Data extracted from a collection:
╔══
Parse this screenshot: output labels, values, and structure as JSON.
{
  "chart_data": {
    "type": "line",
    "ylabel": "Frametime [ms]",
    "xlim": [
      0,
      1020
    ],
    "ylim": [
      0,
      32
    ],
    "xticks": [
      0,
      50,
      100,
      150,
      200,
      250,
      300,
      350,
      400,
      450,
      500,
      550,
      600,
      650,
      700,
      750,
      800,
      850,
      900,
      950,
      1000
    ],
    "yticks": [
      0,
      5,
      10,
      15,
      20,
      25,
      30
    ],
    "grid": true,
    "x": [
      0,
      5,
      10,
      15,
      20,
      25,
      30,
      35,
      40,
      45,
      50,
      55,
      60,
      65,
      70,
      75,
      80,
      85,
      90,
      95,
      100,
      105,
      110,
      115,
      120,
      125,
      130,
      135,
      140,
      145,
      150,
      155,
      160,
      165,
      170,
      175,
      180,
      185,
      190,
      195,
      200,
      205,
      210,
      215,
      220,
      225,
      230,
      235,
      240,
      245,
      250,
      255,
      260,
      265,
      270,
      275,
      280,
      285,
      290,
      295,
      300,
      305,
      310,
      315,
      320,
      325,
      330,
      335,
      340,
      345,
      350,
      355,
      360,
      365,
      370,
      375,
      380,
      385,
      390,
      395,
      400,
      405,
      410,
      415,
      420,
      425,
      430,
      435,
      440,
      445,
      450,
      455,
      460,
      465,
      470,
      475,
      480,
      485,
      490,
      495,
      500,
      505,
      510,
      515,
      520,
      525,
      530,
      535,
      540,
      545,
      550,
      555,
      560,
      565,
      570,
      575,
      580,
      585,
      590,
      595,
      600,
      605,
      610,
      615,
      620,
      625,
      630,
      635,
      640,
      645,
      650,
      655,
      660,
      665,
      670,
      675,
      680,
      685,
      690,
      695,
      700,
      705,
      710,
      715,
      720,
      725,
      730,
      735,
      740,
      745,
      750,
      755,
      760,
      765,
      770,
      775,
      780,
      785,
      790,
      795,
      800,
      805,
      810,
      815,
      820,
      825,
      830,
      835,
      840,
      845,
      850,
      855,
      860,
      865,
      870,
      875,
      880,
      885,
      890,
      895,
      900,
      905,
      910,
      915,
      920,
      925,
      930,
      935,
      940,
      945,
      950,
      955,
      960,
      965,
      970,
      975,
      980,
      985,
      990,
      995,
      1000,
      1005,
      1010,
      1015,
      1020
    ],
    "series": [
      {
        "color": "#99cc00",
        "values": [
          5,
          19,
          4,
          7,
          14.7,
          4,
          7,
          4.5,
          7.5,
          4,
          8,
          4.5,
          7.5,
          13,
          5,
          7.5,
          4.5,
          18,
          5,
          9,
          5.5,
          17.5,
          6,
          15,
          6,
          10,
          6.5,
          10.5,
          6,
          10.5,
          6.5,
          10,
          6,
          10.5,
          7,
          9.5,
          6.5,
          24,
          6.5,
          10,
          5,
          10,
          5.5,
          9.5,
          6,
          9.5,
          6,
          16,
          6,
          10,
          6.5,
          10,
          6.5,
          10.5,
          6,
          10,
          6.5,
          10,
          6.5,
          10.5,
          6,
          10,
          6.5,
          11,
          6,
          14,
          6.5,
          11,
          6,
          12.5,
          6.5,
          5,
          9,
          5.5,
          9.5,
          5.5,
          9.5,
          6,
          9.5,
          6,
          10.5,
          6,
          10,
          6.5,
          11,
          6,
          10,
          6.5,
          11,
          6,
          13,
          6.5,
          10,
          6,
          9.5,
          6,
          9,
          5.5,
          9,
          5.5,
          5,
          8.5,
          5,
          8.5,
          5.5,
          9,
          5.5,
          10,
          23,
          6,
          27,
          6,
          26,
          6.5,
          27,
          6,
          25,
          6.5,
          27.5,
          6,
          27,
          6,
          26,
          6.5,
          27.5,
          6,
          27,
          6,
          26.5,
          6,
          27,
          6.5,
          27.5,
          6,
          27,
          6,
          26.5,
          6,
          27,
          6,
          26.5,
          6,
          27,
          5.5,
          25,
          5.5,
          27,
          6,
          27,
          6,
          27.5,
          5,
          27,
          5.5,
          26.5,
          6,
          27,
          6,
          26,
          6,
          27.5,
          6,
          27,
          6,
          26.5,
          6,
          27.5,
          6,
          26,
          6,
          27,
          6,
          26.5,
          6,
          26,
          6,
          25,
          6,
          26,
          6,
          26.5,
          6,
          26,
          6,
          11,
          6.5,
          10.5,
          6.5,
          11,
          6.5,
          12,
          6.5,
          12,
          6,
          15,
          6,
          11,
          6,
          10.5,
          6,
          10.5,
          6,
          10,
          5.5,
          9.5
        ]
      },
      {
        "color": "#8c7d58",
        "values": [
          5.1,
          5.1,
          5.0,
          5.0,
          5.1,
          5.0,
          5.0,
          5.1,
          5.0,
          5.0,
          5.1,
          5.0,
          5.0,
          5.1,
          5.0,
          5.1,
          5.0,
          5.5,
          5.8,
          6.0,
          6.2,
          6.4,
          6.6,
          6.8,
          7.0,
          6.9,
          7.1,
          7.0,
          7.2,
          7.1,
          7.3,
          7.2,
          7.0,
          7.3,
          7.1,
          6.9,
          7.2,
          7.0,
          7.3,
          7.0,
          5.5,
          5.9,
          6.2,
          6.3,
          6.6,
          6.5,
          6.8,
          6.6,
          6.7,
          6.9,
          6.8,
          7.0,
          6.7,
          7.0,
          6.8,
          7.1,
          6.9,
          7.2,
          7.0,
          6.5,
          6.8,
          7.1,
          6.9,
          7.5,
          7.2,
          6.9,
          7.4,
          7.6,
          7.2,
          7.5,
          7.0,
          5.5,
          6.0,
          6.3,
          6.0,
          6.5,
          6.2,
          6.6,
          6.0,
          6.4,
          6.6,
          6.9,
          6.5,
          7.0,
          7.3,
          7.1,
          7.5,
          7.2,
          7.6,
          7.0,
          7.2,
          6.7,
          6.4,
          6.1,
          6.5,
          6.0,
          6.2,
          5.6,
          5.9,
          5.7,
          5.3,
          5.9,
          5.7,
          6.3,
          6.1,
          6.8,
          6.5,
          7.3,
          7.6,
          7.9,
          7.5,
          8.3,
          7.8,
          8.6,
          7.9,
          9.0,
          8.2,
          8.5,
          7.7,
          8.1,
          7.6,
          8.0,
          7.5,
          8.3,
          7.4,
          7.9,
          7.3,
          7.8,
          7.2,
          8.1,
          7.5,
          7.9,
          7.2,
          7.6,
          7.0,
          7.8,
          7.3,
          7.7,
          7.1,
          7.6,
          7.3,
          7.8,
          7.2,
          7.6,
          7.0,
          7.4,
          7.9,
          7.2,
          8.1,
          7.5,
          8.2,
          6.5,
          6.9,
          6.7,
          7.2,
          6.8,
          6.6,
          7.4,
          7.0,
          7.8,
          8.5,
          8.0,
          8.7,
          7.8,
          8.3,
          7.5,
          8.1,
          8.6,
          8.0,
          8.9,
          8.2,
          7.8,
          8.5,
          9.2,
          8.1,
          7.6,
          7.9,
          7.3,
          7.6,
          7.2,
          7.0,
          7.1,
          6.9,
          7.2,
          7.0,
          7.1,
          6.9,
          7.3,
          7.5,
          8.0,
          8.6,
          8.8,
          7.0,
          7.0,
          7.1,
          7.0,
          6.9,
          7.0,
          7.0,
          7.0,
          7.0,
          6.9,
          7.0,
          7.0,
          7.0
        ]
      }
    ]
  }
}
╚══
# Directive
Print the listing above in its entirety, with every line exact.

# Final result
Parse this screenshot: output labels, values, and structure as JSON.
{
  "chart_data": {
    "type": "line",
    "ylabel": "Frametime [ms]",
    "xlim": [
      0,
      1020
    ],
    "ylim": [
      0,
      32
    ],
    "xticks": [
      0,
      50,
      100,
      150,
      200,
      250,
      300,
      350,
      400,
      450,
      500,
      550,
      600,
      650,
      700,
      750,
      800,
      850,
      900,
      950,
      1000
    ],
    "yticks": [
      0,
      5,
      10,
      15,
      20,
      25,
      30
    ],
    "grid": true,
    "x": [
      0,
      5,
      10,
      15,
      20,
      25,
      30,
      35,
      40,
      45,
      50,
      55,
      60,
      65,
      70,
      75,
      80,
      85,
      90,
      95,
      100,
      105,
      110,
      115,
      120,
      125,
      130,
      135,
      140,
      145,
      150,
      155,
      160,
      165,
      170,
      175,
      180,
      185,
      190,
      195,
      200,
      205,
      210,
      215,
      220,
      225,
      230,
      235,
      240,
      245,
      250,
      255,
      260,
      265,
      270,
      275,
      280,
      285,
      290,
      295,
      300,
      305,
      310,
      315,
      320,
      325,
      330,
      335,
      340,
      345,
      350,
      355,
      360,
      365,
      370,
      375,
      380,
      385,
      390,
      395,
      400,
      405,
      410,
      415,
      420,
      425,
      430,
      435,
      440,
      445,
      450,
      455,
      460,
      465,
      470,
      475,
      480,
      485,
      490,
      495,
      500,
      505,
      510,
      515,
      520,
      525,
      530,
      535,
      540,
      545,
      550,
      555,
      560,
      565,
      570,
      575,
      580,
      585,
      590,
      595,
      600,
      605,
      610,
      615,
      620,
      625,
      630,
      635,
      640,
      645,
      650,
      655,
      660,
      665,
      670,
      675,
      680,
      685,
      690,
      695,
      700,
      705,
      710,
      715,
      720,
      725,
      730,
      735,
      740,
      745,
      750,
      755,
      760,
      765,
      770,
      775,
      780,
      785,
      790,
      795,
      800,
      805,
      810,
      815,
      820,
      825,
      830,
      835,
      840,
      845,
      850,
      855,
      860,
      865,
      870,
      875,
      880,
      885,
      890,
      895,
      900,
      905,
      910,
      915,
      920,
      925,
      930,
      935,
      940,
      945,
      950,
      955,
      960,
      965,
      970,
      975,
      980,
      985,
      990,
      995,
      1000,
      1005,
      1010,
      1015,
      1020
    ],
    "series": [
      {
        "color": "#99cc00",
        "values": [
          5,
          19,
          4,
          7,
          14.7,
          4,
          7,
          4.5,
          7.5,
          4,
          8,
          4.5,
          7.5,
          13,
          5,
          7.5,
          4.5,
          18,
          5,
          9,
          5.5,
          17.5,
          6,
          15,
          6,
          10,
          6.5,
          10.5,
          6,
          10.5,
          6.5,
          10,
          6,
          10.5,
          7,
          9.5,
          6.5,
          24,
          6.5,
          10,
          5,
          10,
          5.5,
          9.5,
          6,
          9.5,
          6,
          16,
          6,
          10,
          6.5,
          10,
          6.5,
          10.5,
          6,
          10,
          6.5,
          10,
          6.5,
          10.5,
          6,
          10,
          6.5,
          11,
          6,
          14,
          6.5,
          11,
          6,
          12.5,
          6.5,
          5,
          9,
          5.5,
          9.5,
          5.5,
          9.5,
          6,
          9.5,
          6,
          10.5,
          6,
          10,
          6.5,
          11,
          6,
          10,
          6.5,
          11,
          6,
          13,
          6.5,
          10,
          6,
          9.5,
          6,
          9,
          5.5,
          9,
          5.5,
          5,
          8.5,
          5,
          8.5,
          5.5,
          9,
          5.5,
          10,
          23,
          6,
          27,
          6,
          26,
          6.5,
          27,
          6,
          25,
          6.5,
          27.5,
          6,
          27,
          6,
          26,
          6.5,
          27.5,
          6,
          27,
          6,
          26.5,
          6,
          27,
          6.5,
          27.5,
          6,
          27,
          6,
          26.5,
          6,
          27,
          6,
          26.5,
          6,
          27,
          5.5,
          25,
          5.5,
          27,
          6,
          27,
          6,
          27.5,
          5,
          27,
          5.5,
          26.5,
          6,
          27,
          6,
          26,
          6,
          27.5,
          6,
          27,
          6,
          26.5,
          6,
          27.5,
          6,
          26,
          6,
          27,
          6,
          26.5,
          6,
          26,
          6,
          25,
          6,
          26,
          6,
          26.5,
          6,
          26,
          6,
          11,
          6.5,
          10.5,
          6.5,
          11,
          6.5,
          12,
          6.5,
          12,
          6,
          15,
          6,
          11,
          6,
          10.5,
          6,
          10.5,
          6,
          10,
          5.5,
          9.5
        ]
      },
      {
        "color": "#8c7d58",
        "values": [
          5.1,
          5.1,
          5.0,
          5.0,
          5.1,
          5.0,
          5.0,
          5.1,
          5.0,
          5.0,
          5.1,
          5.0,
          5.0,
          5.1,
          5.0,
          5.1,
          5.0,
          5.5,
          5.8,
          6.0,
          6.2,
          6.4,
          6.6,
          6.8,
          7.0,
          6.9,
          7.1,
          7.0,
          7.2,
          7.1,
          7.3,
          7.2,
          7.0,
          7.3,
          7.1,
          6.9,
          7.2,
          7.0,
          7.3,
          7.0,
          5.5,
          5.9,
          6.2,
          6.3,
          6.6,
          6.5,
          6.8,
          6.6,
          6.7,
          6.9,
          6.8,
          7.0,
          6.7,
          7.0,
          6.8,
          7.1,
          6.9,
          7.2,
          7.0,
          6.5,
          6.8,
          7.1,
          6.9,
          7.5,
          7.2,
          6.9,
          7.4,
          7.6,
          7.2,
          7.5,
          7.0,
          5.5,
          6.0,
          6.3,
          6.0,
          6.5,
          6.2,
          6.6,
          6.0,
          6.4,
          6.6,
          6.9,
          6.5,
          7.0,
          7.3,
          7.1,
          7.5,
          7.2,
          7.6,
          7.0,
          7.2,
          6.7,
          6.4,
          6.1,
          6.5,
          6.0,
          6.2,
          5.6,
          5.9,
          5.7,
          5.3,
          5.9,
          5.7,
          6.3,
          6.1,
          6.8,
          6.5,
          7.3,
          7.6,
          7.9,
          7.5,
          8.3,
          7.8,
          8.6,
          7.9,
          9.0,
          8.2,
          8.5,
          7.7,
          8.1,
          7.6,
          8.0,
          7.5,
          8.3,
          7.4,
          7.9,
          7.3,
          7.8,
          7.2,
          8.1,
          7.5,
          7.9,
          7.2,
          7.6,
          7.0,
          7.8,
          7.3,
          7.7,
          7.1,
          7.6,
          7.3,
          7.8,
          7.2,
          7.6,
          7.0,
          7.4,
          7.9,
          7.2,
          8.1,
          7.5,
          8.2,
          6.5,
          6.9,
          6.7,
          7.2,
          6.8,
          6.6,
          7.4,
          7.0,
          7.8,
          8.5,
          8.0,
          8.7,
          7.8,
          8.3,
          7.5,
          8.1,
          8.6,
          8.0,
          8.9,
          8.2,
          7.8,
          8.5,
          9.2,
          8.1,
          7.6,
          7.9,
          7.3,
          7.6,
          7.2,
          7.0,
          7.1,
          6.9,
          7.2,
          7.0,
          7.1,
          6.9,
          7.3,
          7.5,
          8.0,
          8.6,
          8.8,
          7.0,
          7.0,
          7.1,
          7.0,
          6.9,
          7.0,
          7.0,
          7.0,
          7.0,
          6.9,
          7.0,
          7.0,
          7.0
        ]
      }
    ]
  }
}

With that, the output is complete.